Records about charts and figures:
· · · · · · ·
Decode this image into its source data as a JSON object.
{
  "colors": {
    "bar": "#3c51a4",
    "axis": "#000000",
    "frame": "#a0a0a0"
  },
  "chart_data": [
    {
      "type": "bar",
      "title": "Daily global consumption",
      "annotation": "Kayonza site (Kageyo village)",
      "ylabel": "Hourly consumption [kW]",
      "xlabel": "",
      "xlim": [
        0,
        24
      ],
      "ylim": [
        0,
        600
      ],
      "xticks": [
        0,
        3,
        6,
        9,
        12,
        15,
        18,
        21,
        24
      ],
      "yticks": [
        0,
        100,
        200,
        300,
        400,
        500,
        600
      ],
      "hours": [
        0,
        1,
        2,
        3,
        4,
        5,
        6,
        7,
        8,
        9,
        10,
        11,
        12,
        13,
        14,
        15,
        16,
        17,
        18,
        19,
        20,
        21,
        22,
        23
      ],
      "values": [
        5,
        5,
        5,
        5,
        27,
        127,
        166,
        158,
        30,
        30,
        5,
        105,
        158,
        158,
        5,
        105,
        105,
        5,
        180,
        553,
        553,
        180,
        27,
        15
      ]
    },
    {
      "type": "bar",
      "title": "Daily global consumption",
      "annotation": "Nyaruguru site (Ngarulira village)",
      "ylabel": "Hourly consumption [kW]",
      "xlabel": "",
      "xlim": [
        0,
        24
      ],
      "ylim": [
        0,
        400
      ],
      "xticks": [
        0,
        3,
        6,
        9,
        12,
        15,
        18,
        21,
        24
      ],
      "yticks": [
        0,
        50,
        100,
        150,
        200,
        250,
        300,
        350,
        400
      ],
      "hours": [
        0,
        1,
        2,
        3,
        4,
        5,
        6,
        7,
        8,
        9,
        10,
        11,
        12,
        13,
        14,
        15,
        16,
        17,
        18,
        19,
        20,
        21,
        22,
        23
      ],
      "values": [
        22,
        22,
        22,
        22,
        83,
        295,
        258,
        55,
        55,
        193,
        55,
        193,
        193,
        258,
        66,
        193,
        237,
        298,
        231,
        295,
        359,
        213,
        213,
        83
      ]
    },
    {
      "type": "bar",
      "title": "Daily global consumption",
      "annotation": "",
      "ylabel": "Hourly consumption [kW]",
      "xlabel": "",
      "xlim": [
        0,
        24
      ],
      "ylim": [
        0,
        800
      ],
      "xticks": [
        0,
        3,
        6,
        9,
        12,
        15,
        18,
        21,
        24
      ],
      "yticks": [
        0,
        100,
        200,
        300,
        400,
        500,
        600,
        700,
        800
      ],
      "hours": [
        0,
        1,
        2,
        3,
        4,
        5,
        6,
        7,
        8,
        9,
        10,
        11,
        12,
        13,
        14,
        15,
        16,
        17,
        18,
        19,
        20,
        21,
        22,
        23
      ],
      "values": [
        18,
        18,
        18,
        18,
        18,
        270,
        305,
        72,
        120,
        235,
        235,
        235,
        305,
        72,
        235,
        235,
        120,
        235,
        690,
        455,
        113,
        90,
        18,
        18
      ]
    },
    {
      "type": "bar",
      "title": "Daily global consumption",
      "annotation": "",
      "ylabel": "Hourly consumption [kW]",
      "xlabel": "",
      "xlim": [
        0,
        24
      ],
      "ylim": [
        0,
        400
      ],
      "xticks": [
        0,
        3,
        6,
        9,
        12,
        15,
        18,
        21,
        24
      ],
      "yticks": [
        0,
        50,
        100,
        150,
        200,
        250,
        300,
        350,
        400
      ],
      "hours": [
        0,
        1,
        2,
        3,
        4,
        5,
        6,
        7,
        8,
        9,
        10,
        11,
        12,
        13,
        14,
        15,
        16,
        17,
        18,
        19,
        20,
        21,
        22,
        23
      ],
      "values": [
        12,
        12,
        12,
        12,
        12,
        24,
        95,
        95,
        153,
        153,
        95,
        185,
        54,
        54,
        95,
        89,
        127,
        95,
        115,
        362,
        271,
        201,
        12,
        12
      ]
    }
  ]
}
· · · · · · ·
— Brief —
Transcribe every entry verbatim.

— Right answer —
Decode this image into its source data as a JSON object.
{
  "colors": {
    "bar": "#3c51a4",
    "axis": "#000000",
    "frame": "#a0a0a0"
  },
  "chart_data": [
    {
      "type": "bar",
      "title": "Daily global consumption",
      "annotation": "Kayonza site (Kageyo village)",
      "ylabel": "Hourly consumption [kW]",
      "xlabel": "",
      "xlim": [
        0,
        24
      ],
      "ylim": [
        0,
        600
      ],
      "xticks": [
        0,
        3,
        6,
        9,
        12,
        15,
        18,
        21,
        24
      ],
      "yticks": [
        0,
        100,
        200,
        300,
        400,
        500,
        600
      ],
      "hours": [
        0,
        1,
        2,
        3,
        4,
        5,
        6,
        7,
        8,
        9,
        10,
        11,
        12,
        13,
        14,
        15,
        16,
        17,
        18,
        19,
        20,
        21,
        22,
        23
      ],
      "values": [
        5,
        5,
        5,
        5,
        27,
        127,
        166,
        158,
        30,
        30,
        5,
        105,
        158,
        158,
        5,
        105,
        105,
        5,
        180,
        553,
        553,
        180,
        27,
        15
      ]
    },
    {
      "type": "bar",
      "title": "Daily global consumption",
      "annotation": "Nyaruguru site (Ngarulira village)",
      "ylabel": "Hourly consumption [kW]",
      "xlabel": "",
      "xlim": [
        0,
        24
      ],
      "ylim": [
        0,
        400
      ],
      "xticks": [
        0,
        3,
        6,
        9,
        12,
        15,
        18,
        21,
        24
      ],
      "yticks": [
        0,
        50,
        100,
        150,
        200,
        250,
        300,
        350,
        400
      ],
      "hours": [
        0,
        1,
        2,
        3,
        4,
        5,
        6,
        7,
        8,
        9,
        10,
        11,
        12,
        13,
        14,
        15,
        16,
        17,
        18,
        19,
        20,
        21,
        22,
        23
      ],
      "values": [
        22,
        22,
        22,
        22,
        83,
        295,
        258,
        55,
        55,
        193,
        55,
        193,
        193,
        258,
        66,
        193,
        237,
        298,
        231,
        295,
        359,
        213,
        213,
        83
      ]
    },
    {
      "type": "bar",
      "title": "Daily global consumption",
      "annotation": "",
      "ylabel": "Hourly consumption [kW]",
      "xlabel": "",
      "xlim": [
        0,
        24
      ],
      "ylim": [
        0,
        800
      ],
      "xticks": [
        0,
        3,
        6,
        9,
        12,
        15,
        18,
        21,
        24
      ],
      "yticks": [
        0,
        100,
        200,
        300,
        400,
        500,
        600,
        700,
        800
      ],
      "hours": [
        0,
        1,
        2,
        3,
        4,
        5,
        6,
        7,
        8,
        9,
        10,
        11,
        12,
        13,
        14,
        15,
        16,
        17,
        18,
        19,
        20,
        21,
        22,
        23
      ],
      "values": [
        18,
        18,
        18,
        18,
        18,
        270,
        305,
        72,
        120,
        235,
        235,
        235,
        305,
        72,
        235,
        235,
        120,
        235,
        690,
        455,
        113,
        90,
        18,
        18
      ]
    },
    {
      "type": "bar",
      "title": "Daily global consumption",
      "annotation": "",
      "ylabel": "Hourly consumption [kW]",
      "xlabel": "",
      "xlim": [
        0,
        24
      ],
      "ylim": [
        0,
        400
      ],
      "xticks": [
        0,
        3,
        6,
        9,
        12,
        15,
        18,
        21,
        24
      ],
      "yticks": [
        0,
        50,
        100,
        150,
        200,
        250,
        300,
        350,
        400
      ],
      "hours": [
        0,
        1,
        2,
        3,
        4,
        5,
        6,
        7,
        8,
        9,
        10,
        11,
        12,
        13,
        14,
        15,
        16,
        17,
        18,
        19,
        20,
        21,
        22,
        23
      ],
      "values": [
        12,
        12,
        12,
        12,
        12,
        24,
        95,
        95,
        153,
        153,
        95,
        185,
        54,
        54,
        95,
        89,
        127,
        95,
        115,
        362,
        271,
        201,
        12,
        12
      ]
    }
  ]
}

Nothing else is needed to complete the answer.